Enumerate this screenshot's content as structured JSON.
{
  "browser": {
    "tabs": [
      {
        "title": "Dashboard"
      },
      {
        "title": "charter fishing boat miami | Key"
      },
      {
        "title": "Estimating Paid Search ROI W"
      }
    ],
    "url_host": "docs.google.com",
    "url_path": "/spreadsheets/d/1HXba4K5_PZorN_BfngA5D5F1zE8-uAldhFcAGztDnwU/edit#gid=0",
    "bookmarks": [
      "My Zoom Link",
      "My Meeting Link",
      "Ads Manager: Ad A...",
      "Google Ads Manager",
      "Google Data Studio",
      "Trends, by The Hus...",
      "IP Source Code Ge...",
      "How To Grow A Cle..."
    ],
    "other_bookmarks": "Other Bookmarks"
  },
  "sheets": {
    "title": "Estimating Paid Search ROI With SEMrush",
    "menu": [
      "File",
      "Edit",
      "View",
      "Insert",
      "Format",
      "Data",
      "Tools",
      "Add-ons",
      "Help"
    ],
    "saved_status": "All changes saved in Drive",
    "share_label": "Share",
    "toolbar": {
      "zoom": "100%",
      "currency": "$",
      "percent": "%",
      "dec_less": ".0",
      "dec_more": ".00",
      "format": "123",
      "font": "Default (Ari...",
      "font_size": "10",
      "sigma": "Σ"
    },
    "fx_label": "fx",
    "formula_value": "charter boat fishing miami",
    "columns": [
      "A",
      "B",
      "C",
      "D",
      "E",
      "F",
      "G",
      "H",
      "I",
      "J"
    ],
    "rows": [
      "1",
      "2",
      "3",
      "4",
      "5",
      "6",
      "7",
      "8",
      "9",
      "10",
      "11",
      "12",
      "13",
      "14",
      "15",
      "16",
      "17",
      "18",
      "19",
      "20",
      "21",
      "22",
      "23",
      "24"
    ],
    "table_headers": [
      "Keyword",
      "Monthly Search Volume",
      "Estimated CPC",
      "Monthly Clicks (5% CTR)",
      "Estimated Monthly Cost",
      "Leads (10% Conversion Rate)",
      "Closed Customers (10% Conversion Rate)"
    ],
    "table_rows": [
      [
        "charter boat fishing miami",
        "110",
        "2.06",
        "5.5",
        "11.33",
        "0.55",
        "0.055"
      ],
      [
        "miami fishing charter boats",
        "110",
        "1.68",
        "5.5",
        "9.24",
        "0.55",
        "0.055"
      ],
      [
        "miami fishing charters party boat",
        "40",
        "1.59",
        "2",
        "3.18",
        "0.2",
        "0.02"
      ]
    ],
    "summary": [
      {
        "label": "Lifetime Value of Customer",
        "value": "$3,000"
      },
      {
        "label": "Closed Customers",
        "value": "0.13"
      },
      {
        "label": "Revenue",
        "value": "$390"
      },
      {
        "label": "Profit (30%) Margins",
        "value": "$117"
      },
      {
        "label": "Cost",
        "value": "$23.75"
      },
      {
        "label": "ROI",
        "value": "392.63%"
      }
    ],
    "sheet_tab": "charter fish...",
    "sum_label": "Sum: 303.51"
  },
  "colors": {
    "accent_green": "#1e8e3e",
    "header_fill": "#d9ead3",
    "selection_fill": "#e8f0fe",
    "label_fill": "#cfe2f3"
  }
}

┄┄┄┄┄┄┄┄┄┄┄┄┄┄┄┄┄┄┄┄

SET PROBLEM — From the entries above, return each line with the word "Estimated" in it.

PROBLEM SOLUTION —
      "Estimated CPC",
      "Estimated Monthly Cost",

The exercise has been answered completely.